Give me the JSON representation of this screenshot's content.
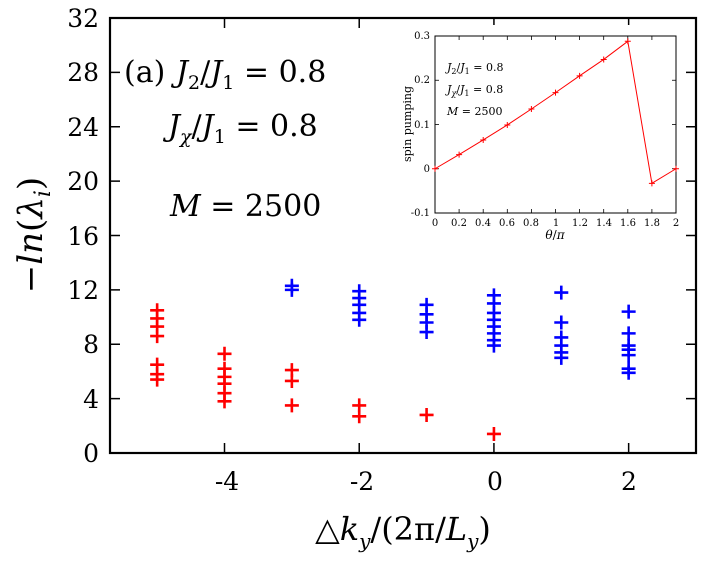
{
  "chart_data": [
    {
      "type": "scatter",
      "panel_label": "(a)",
      "annotations": {
        "line1_var": "J",
        "line1_sub2": "2",
        "line1_slash": "/",
        "line1_var2": "J",
        "line1_sub1": "1",
        "line1_eq": " = 0.8",
        "line2_var": "J",
        "line2_subchi": "χ",
        "line2_slash": "/",
        "line2_var2": "J",
        "line2_sub1": "1",
        "line2_eq": " = 0.8",
        "line3_var": "M",
        "line3_eq": " = 2500"
      },
      "xlabel": "△k_y/(2π/L_y)",
      "ylabel": "−ln(λ_i)",
      "xlabel_parts": {
        "tri": "△",
        "k": "k",
        "y": "y",
        "rest1": "/(2π/",
        "L": "L",
        "y2": "y",
        "rest2": ")"
      },
      "ylabel_parts": {
        "minus": "−",
        "ln": "ln",
        "open": "(",
        "lambda": "λ",
        "i": "i",
        "close": ")"
      },
      "xlim": [
        -5.7,
        3.0
      ],
      "ylim": [
        0,
        32
      ],
      "xticks": [
        -4,
        -2,
        0,
        2
      ],
      "yticks": [
        0,
        4,
        8,
        12,
        16,
        20,
        24,
        28,
        32
      ],
      "series": [
        {
          "name": "red",
          "color": "#ff0000",
          "marker": "+",
          "points": [
            [
              -5,
              5.4
            ],
            [
              -5,
              5.8
            ],
            [
              -5,
              6.5
            ],
            [
              -5,
              8.6
            ],
            [
              -5,
              9.3
            ],
            [
              -5,
              9.9
            ],
            [
              -5,
              10.5
            ],
            [
              -4,
              3.8
            ],
            [
              -4,
              4.4
            ],
            [
              -4,
              5.1
            ],
            [
              -4,
              5.6
            ],
            [
              -4,
              6.2
            ],
            [
              -4,
              7.3
            ],
            [
              -3,
              3.5
            ],
            [
              -3,
              5.3
            ],
            [
              -3,
              6.1
            ],
            [
              -2,
              2.7
            ],
            [
              -2,
              3.5
            ],
            [
              -1,
              2.8
            ],
            [
              0,
              1.4
            ]
          ]
        },
        {
          "name": "blue",
          "color": "#0000ff",
          "marker": "+",
          "points": [
            [
              -3,
              12.0
            ],
            [
              -3,
              12.3
            ],
            [
              -2,
              9.8
            ],
            [
              -2,
              10.3
            ],
            [
              -2,
              10.9
            ],
            [
              -2,
              11.4
            ],
            [
              -2,
              11.9
            ],
            [
              -1,
              8.9
            ],
            [
              -1,
              9.6
            ],
            [
              -1,
              10.2
            ],
            [
              -1,
              10.9
            ],
            [
              0,
              7.9
            ],
            [
              0,
              8.3
            ],
            [
              0,
              8.8
            ],
            [
              0,
              9.3
            ],
            [
              0,
              9.8
            ],
            [
              0,
              10.3
            ],
            [
              0,
              11.0
            ],
            [
              0,
              11.6
            ],
            [
              1,
              7.0
            ],
            [
              1,
              7.4
            ],
            [
              1,
              7.9
            ],
            [
              1,
              8.5
            ],
            [
              1,
              9.6
            ],
            [
              1,
              11.8
            ],
            [
              2,
              5.9
            ],
            [
              2,
              6.2
            ],
            [
              2,
              7.2
            ],
            [
              2,
              7.6
            ],
            [
              2,
              7.9
            ],
            [
              2,
              8.8
            ],
            [
              2,
              10.4
            ]
          ]
        }
      ]
    },
    {
      "type": "line",
      "inset": true,
      "xlabel_parts": {
        "theta": "θ",
        "slash": "/",
        "pi": "π"
      },
      "ylabel": "spin pumping",
      "annotations": {
        "l1_var": "J",
        "l1_sub": "2",
        "l1_slash": "/",
        "l1_var2": "J",
        "l1_sub1": "1",
        "l1_eq": " = 0.8",
        "l2_var": "J",
        "l2_sub": "χ",
        "l2_slash": "/",
        "l2_var2": "J",
        "l2_sub1": "1",
        "l2_eq": " = 0.8",
        "l3_var": "M",
        "l3_eq": " = 2500"
      },
      "xlim": [
        0,
        2
      ],
      "ylim": [
        -0.1,
        0.3
      ],
      "xticks": [
        "0",
        "0.2",
        "0.4",
        "0.6",
        "0.8",
        "1",
        "1.2",
        "1.4",
        "1.6",
        "1.8",
        "2"
      ],
      "yticks": [
        "-0.1",
        "0",
        "0.1",
        "0.2",
        "0.3"
      ],
      "color": "#ff0000",
      "x": [
        0,
        0.2,
        0.4,
        0.6,
        0.8,
        1.0,
        1.2,
        1.4,
        1.6,
        1.8,
        2.0
      ],
      "y": [
        0,
        0.032,
        0.065,
        0.099,
        0.135,
        0.172,
        0.21,
        0.247,
        0.288,
        -0.033,
        0
      ]
    }
  ]
}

# WHAT YOU WILL DO:
All of the entries above should be copied exactly, except for the pictures.

# EXERCISE RESULT:
Give me the JSON representation of this screenshot's content.
{
  "chart_data": [
    {
      "type": "scatter",
      "panel_label": "(a)",
      "annotations": {
        "line1_var": "J",
        "line1_sub2": "2",
        "line1_slash": "/",
        "line1_var2": "J",
        "line1_sub1": "1",
        "line1_eq": " = 0.8",
        "line2_var": "J",
        "line2_subchi": "χ",
        "line2_slash": "/",
        "line2_var2": "J",
        "line2_sub1": "1",
        "line2_eq": " = 0.8",
        "line3_var": "M",
        "line3_eq": " = 2500"
      },
      "xlabel": "△k_y/(2π/L_y)",
      "ylabel": "−ln(λ_i)",
      "xlabel_parts": {
        "tri": "△",
        "k": "k",
        "y": "y",
        "rest1": "/(2π/",
        "L": "L",
        "y2": "y",
        "rest2": ")"
      },
      "ylabel_parts": {
        "minus": "−",
        "ln": "ln",
        "open": "(",
        "lambda": "λ",
        "i": "i",
        "close": ")"
      },
      "xlim": [
        -5.7,
        3.0
      ],
      "ylim": [
        0,
        32
      ],
      "xticks": [
        -4,
        -2,
        0,
        2
      ],
      "yticks": [
        0,
        4,
        8,
        12,
        16,
        20,
        24,
        28,
        32
      ],
      "series": [
        {
          "name": "red",
          "color": "#ff0000",
          "marker": "+",
          "points": [
            [
              -5,
              5.4
            ],
            [
              -5,
              5.8
            ],
            [
              -5,
              6.5
            ],
            [
              -5,
              8.6
            ],
            [
              -5,
              9.3
            ],
            [
              -5,
              9.9
            ],
            [
              -5,
              10.5
            ],
            [
              -4,
              3.8
            ],
            [
              -4,
              4.4
            ],
            [
              -4,
              5.1
            ],
            [
              -4,
              5.6
            ],
            [
              -4,
              6.2
            ],
            [
              -4,
              7.3
            ],
            [
              -3,
              3.5
            ],
            [
              -3,
              5.3
            ],
            [
              -3,
              6.1
            ],
            [
              -2,
              2.7
            ],
            [
              -2,
              3.5
            ],
            [
              -1,
              2.8
            ],
            [
              0,
              1.4
            ]
          ]
        },
        {
          "name": "blue",
          "color": "#0000ff",
          "marker": "+",
          "points": [
            [
              -3,
              12.0
            ],
            [
              -3,
              12.3
            ],
            [
              -2,
              9.8
            ],
            [
              -2,
              10.3
            ],
            [
              -2,
              10.9
            ],
            [
              -2,
              11.4
            ],
            [
              -2,
              11.9
            ],
            [
              -1,
              8.9
            ],
            [
              -1,
              9.6
            ],
            [
              -1,
              10.2
            ],
            [
              -1,
              10.9
            ],
            [
              0,
              7.9
            ],
            [
              0,
              8.3
            ],
            [
              0,
              8.8
            ],
            [
              0,
              9.3
            ],
            [
              0,
              9.8
            ],
            [
              0,
              10.3
            ],
            [
              0,
              11.0
            ],
            [
              0,
              11.6
            ],
            [
              1,
              7.0
            ],
            [
              1,
              7.4
            ],
            [
              1,
              7.9
            ],
            [
              1,
              8.5
            ],
            [
              1,
              9.6
            ],
            [
              1,
              11.8
            ],
            [
              2,
              5.9
            ],
            [
              2,
              6.2
            ],
            [
              2,
              7.2
            ],
            [
              2,
              7.6
            ],
            [
              2,
              7.9
            ],
            [
              2,
              8.8
            ],
            [
              2,
              10.4
            ]
          ]
        }
      ]
    },
    {
      "type": "line",
      "inset": true,
      "xlabel_parts": {
        "theta": "θ",
        "slash": "/",
        "pi": "π"
      },
      "ylabel": "spin pumping",
      "annotations": {
        "l1_var": "J",
        "l1_sub": "2",
        "l1_slash": "/",
        "l1_var2": "J",
        "l1_sub1": "1",
        "l1_eq": " = 0.8",
        "l2_var": "J",
        "l2_sub": "χ",
        "l2_slash": "/",
        "l2_var2": "J",
        "l2_sub1": "1",
        "l2_eq": " = 0.8",
        "l3_var": "M",
        "l3_eq": " = 2500"
      },
      "xlim": [
        0,
        2
      ],
      "ylim": [
        -0.1,
        0.3
      ],
      "xticks": [
        "0",
        "0.2",
        "0.4",
        "0.6",
        "0.8",
        "1",
        "1.2",
        "1.4",
        "1.6",
        "1.8",
        "2"
      ],
      "yticks": [
        "-0.1",
        "0",
        "0.1",
        "0.2",
        "0.3"
      ],
      "color": "#ff0000",
      "x": [
        0,
        0.2,
        0.4,
        0.6,
        0.8,
        1.0,
        1.2,
        1.4,
        1.6,
        1.8,
        2.0
      ],
      "y": [
        0,
        0.032,
        0.065,
        0.099,
        0.135,
        0.172,
        0.21,
        0.247,
        0.288,
        -0.033,
        0
      ]
    }
  ]
}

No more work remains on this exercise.